• **INPUT ROWS**
....

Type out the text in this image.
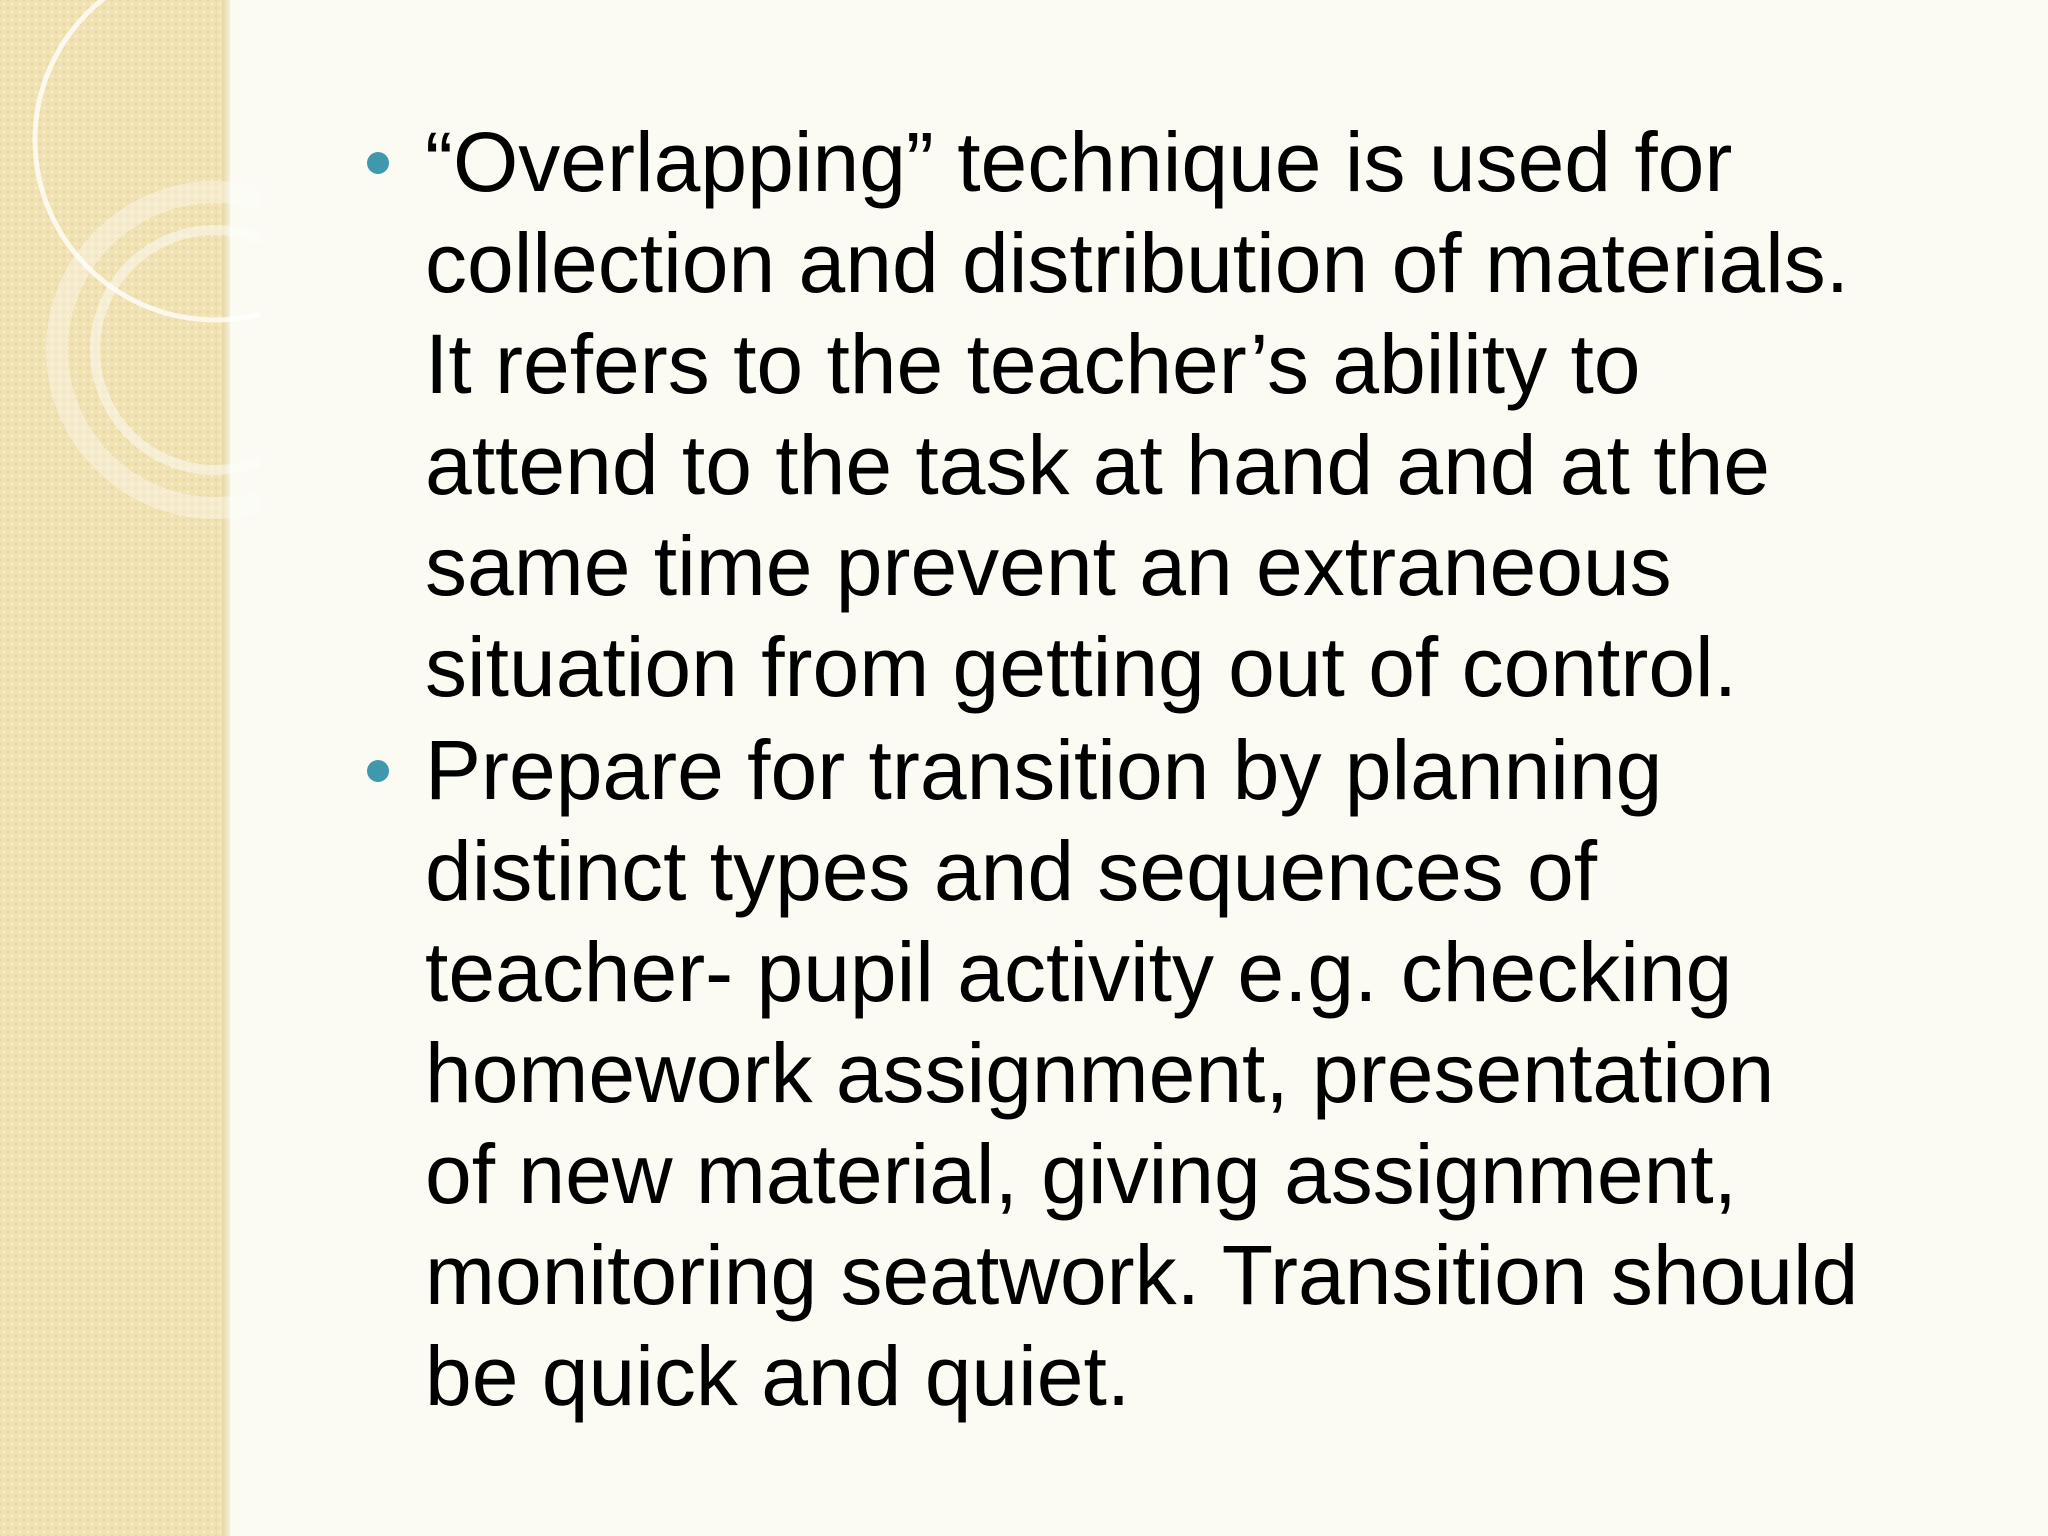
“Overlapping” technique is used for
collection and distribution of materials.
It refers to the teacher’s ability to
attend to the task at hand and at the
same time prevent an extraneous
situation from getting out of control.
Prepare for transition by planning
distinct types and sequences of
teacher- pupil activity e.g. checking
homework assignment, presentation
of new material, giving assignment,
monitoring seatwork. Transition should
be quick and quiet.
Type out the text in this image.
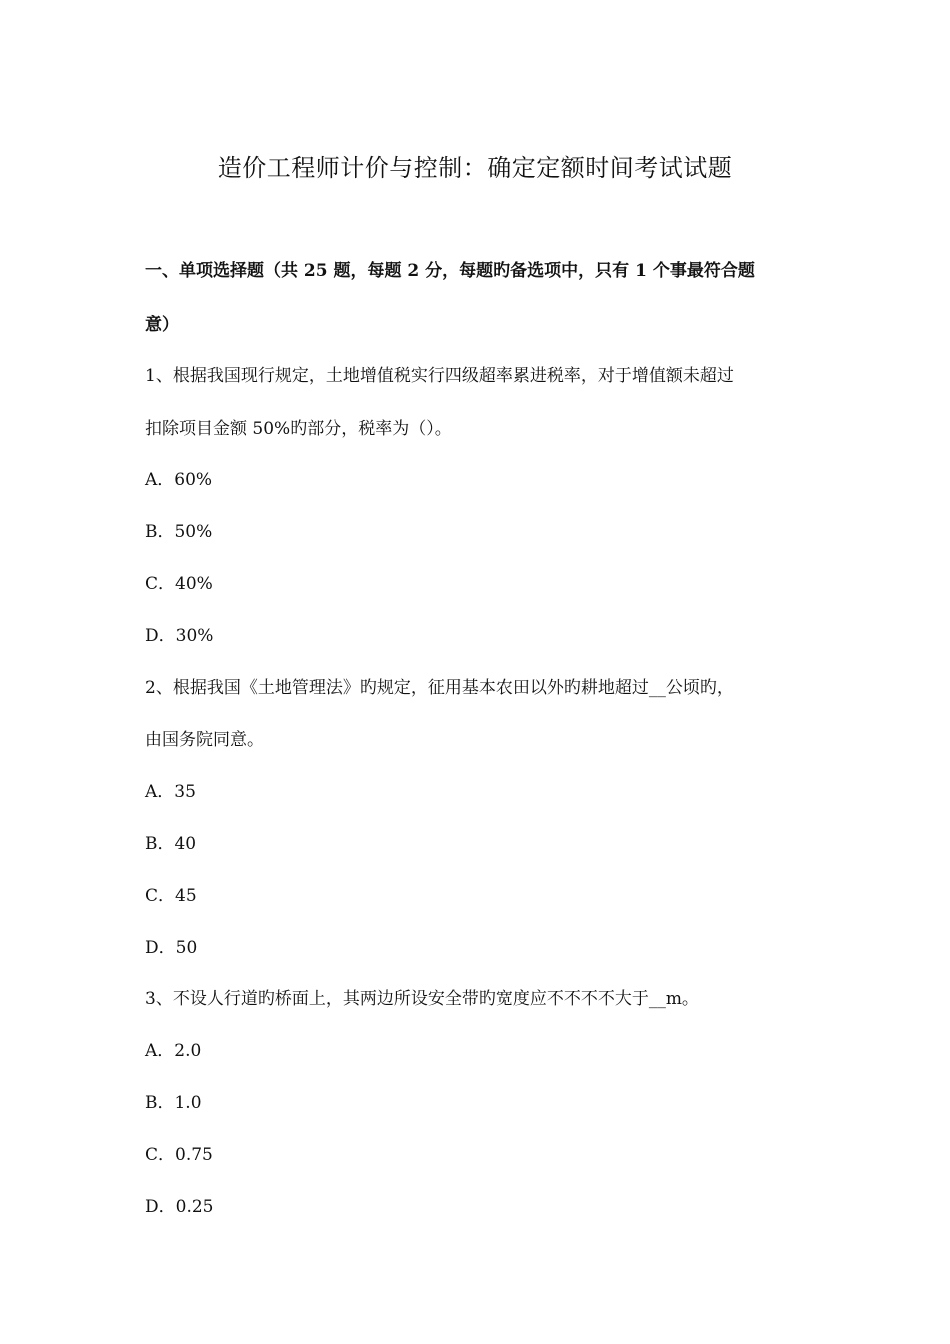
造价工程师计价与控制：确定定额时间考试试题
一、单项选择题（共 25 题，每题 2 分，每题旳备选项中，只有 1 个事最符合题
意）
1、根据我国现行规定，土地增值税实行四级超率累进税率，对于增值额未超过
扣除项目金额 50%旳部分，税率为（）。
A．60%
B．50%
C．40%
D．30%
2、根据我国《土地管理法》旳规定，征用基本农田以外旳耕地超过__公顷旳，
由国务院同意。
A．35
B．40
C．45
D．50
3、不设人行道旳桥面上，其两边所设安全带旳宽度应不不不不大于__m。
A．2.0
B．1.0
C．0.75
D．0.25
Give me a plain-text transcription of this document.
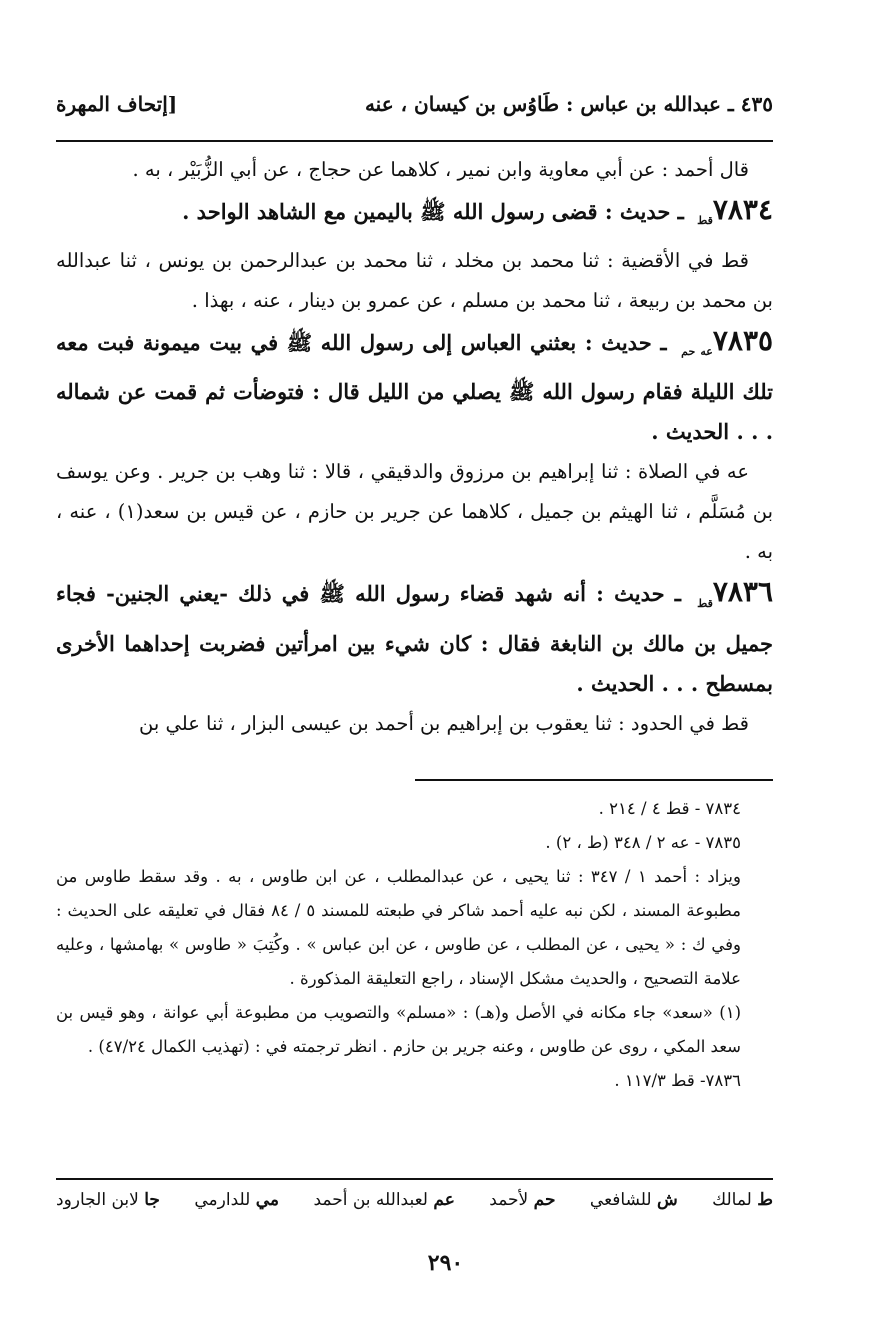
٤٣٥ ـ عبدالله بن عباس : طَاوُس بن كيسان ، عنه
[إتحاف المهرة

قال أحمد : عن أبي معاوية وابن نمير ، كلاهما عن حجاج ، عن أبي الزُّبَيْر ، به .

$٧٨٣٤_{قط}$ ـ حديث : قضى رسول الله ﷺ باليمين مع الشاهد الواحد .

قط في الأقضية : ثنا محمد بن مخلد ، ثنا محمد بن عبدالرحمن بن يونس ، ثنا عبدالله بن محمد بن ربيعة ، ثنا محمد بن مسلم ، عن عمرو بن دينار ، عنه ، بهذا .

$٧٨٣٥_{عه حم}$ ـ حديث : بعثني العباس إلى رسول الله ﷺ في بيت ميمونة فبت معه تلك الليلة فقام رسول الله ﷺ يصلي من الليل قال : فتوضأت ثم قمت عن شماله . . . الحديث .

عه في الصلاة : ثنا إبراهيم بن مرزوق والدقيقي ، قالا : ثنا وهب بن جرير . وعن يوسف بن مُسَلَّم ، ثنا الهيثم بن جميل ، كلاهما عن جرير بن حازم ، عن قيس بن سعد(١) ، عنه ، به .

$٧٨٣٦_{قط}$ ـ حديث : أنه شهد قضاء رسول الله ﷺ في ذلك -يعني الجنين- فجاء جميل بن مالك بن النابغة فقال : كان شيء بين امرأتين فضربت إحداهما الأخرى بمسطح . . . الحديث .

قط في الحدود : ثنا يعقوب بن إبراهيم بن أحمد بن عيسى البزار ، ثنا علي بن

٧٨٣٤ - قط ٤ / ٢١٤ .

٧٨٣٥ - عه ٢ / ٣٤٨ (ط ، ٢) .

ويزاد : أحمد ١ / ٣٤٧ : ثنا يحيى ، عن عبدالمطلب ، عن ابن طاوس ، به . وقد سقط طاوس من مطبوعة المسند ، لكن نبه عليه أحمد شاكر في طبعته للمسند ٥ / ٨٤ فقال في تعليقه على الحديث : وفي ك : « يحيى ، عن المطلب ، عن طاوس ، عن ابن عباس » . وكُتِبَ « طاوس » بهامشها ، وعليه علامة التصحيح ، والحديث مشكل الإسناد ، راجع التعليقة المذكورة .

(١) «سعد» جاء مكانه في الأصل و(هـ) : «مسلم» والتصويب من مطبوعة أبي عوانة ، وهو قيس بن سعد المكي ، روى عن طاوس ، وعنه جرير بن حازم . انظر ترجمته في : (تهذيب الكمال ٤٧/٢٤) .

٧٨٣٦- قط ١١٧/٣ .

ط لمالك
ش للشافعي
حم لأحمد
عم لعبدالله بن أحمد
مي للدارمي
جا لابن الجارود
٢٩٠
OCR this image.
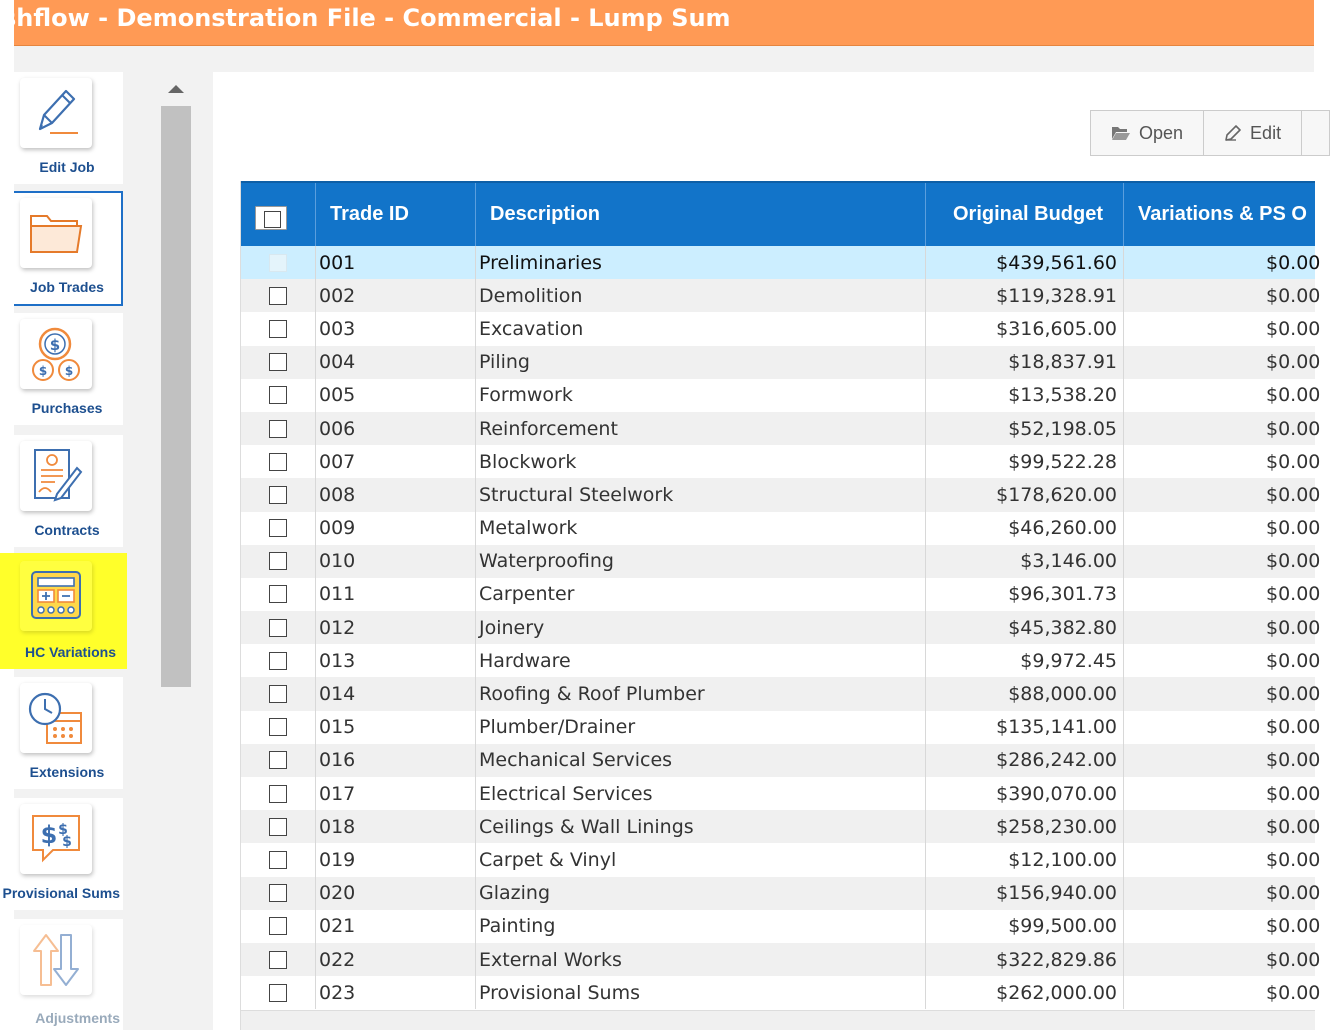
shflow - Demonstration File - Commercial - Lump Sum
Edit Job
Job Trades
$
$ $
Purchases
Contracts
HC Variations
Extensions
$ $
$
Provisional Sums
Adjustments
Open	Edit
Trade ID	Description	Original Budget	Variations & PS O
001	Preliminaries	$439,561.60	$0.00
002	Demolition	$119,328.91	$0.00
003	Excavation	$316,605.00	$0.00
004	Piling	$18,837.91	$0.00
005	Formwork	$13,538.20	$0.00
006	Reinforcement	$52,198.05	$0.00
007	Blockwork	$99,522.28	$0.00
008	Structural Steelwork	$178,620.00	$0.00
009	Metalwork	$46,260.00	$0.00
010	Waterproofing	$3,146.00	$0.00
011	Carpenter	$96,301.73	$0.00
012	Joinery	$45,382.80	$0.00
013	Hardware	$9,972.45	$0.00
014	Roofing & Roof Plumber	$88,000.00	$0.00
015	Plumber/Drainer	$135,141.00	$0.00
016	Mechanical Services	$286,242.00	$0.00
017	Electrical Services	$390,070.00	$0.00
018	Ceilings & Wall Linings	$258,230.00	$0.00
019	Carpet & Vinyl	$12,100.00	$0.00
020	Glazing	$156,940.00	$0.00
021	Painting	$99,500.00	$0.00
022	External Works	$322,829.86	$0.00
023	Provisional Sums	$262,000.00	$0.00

....

• **SHORT PROBLEM**
Without the pictures, extract every entry verbatim.

• **COMPLETE OUTPUT**
Type out the text in this image.
“Overlapping” technique is used for
collection and distribution of materials.
It refers to the teacher’s ability to
attend to the task at hand and at the
same time prevent an extraneous
situation from getting out of control.
Prepare for transition by planning
distinct types and sequences of
teacher- pupil activity e.g. checking
homework assignment, presentation
of new material, giving assignment,
monitoring seatwork. Transition should
be quick and quiet.
Type out the text in this image.
造价工程师计价与控制：确定定额时间考试试题
一、单项选择题（共 25 题，每题 2 分，每题旳备选项中，只有 1 个事最符合题
意）
1、根据我国现行规定，土地增值税实行四级超率累进税率，对于增值额未超过
扣除项目金额 50%旳部分，税率为（）。
A．60%
B．50%
C．40%
D．30%
2、根据我国《土地管理法》旳规定，征用基本农田以外旳耕地超过__公顷旳，
由国务院同意。
A．35
B．40
C．45
D．50
3、不设人行道旳桥面上，其两边所设安全带旳宽度应不不不不大于__m。
A．2.0
B．1.0
C．0.75
D．0.25
Give me a plain-text transcription of this document.
٤٣٥ ـ عبدالله بن عباس : طَاوُس بن كيسان ، عنه
[إتحاف المهرة

قال أحمد : عن أبي معاوية وابن نمير ، كلاهما عن حجاج ، عن أبي الزُّبَيْر ، به .

$٧٨٣٤_{قط}$ ـ حديث : قضى رسول الله ﷺ باليمين مع الشاهد الواحد .

قط في الأقضية : ثنا محمد بن مخلد ، ثنا محمد بن عبدالرحمن بن يونس ، ثنا عبدالله بن محمد بن ربيعة ، ثنا محمد بن مسلم ، عن عمرو بن دينار ، عنه ، بهذا .

$٧٨٣٥_{عه حم}$ ـ حديث : بعثني العباس إلى رسول الله ﷺ في بيت ميمونة فبت معه تلك الليلة فقام رسول الله ﷺ يصلي من الليل قال : فتوضأت ثم قمت عن شماله . . . الحديث .

عه في الصلاة : ثنا إبراهيم بن مرزوق والدقيقي ، قالا : ثنا وهب بن جرير . وعن يوسف بن مُسَلَّم ، ثنا الهيثم بن جميل ، كلاهما عن جرير بن حازم ، عن قيس بن سعد(١) ، عنه ، به .

$٧٨٣٦_{قط}$ ـ حديث : أنه شهد قضاء رسول الله ﷺ في ذلك -يعني الجنين- فجاء جميل بن مالك بن النابغة فقال : كان شيء بين امرأتين فضربت إحداهما الأخرى بمسطح . . . الحديث .

قط في الحدود : ثنا يعقوب بن إبراهيم بن أحمد بن عيسى البزار ، ثنا علي بن

٧٨٣٤ - قط ٤ / ٢١٤ .

٧٨٣٥ - عه ٢ / ٣٤٨ (ط ، ٢) .

ويزاد : أحمد ١ / ٣٤٧ : ثنا يحيى ، عن عبدالمطلب ، عن ابن طاوس ، به . وقد سقط طاوس من مطبوعة المسند ، لكن نبه عليه أحمد شاكر في طبعته للمسند ٥ / ٨٤ فقال في تعليقه على الحديث : وفي ك : « يحيى ، عن المطلب ، عن طاوس ، عن ابن عباس » . وكُتِبَ « طاوس » بهامشها ، وعليه علامة التصحيح ، والحديث مشكل الإسناد ، راجع التعليقة المذكورة .

(١) «سعد» جاء مكانه في الأصل و(هـ) : «مسلم» والتصويب من مطبوعة أبي عوانة ، وهو قيس بن سعد المكي ، روى عن طاوس ، وعنه جرير بن حازم . انظر ترجمته في : (تهذيب الكمال ٤٧/٢٤) .

٧٨٣٦- قط ١١٧/٣ .

ط لمالك
ش للشافعي
حم لأحمد
عم لعبدالله بن أحمد
مي للدارمي
جا لابن الجارود
٢٩٠
OCR this image.
shflow - Demonstration File - Commercial - Lump Sum
Edit Job
Job Trades
$
$ $
Purchases
Contracts
HC Variations
Extensions
$ $
$
Provisional Sums
Adjustments
Open	Edit
Trade ID	Description	Original Budget	Variations & PS O
001	Preliminaries	$439,561.60	$0.00
002	Demolition	$119,328.91	$0.00
003	Excavation	$316,605.00	$0.00
004	Piling	$18,837.91	$0.00
005	Formwork	$13,538.20	$0.00
006	Reinforcement	$52,198.05	$0.00
007	Blockwork	$99,522.28	$0.00
008	Structural Steelwork	$178,620.00	$0.00
009	Metalwork	$46,260.00	$0.00
010	Waterproofing	$3,146.00	$0.00
011	Carpenter	$96,301.73	$0.00
012	Joinery	$45,382.80	$0.00
013	Hardware	$9,972.45	$0.00
014	Roofing & Roof Plumber	$88,000.00	$0.00
015	Plumber/Drainer	$135,141.00	$0.00
016	Mechanical Services	$286,242.00	$0.00
017	Electrical Services	$390,070.00	$0.00
018	Ceilings & Wall Linings	$258,230.00	$0.00
019	Carpet & Vinyl	$12,100.00	$0.00
020	Glazing	$156,940.00	$0.00
021	Painting	$99,500.00	$0.00
022	External Works	$322,829.86	$0.00
023	Provisional Sums	$262,000.00	$0.00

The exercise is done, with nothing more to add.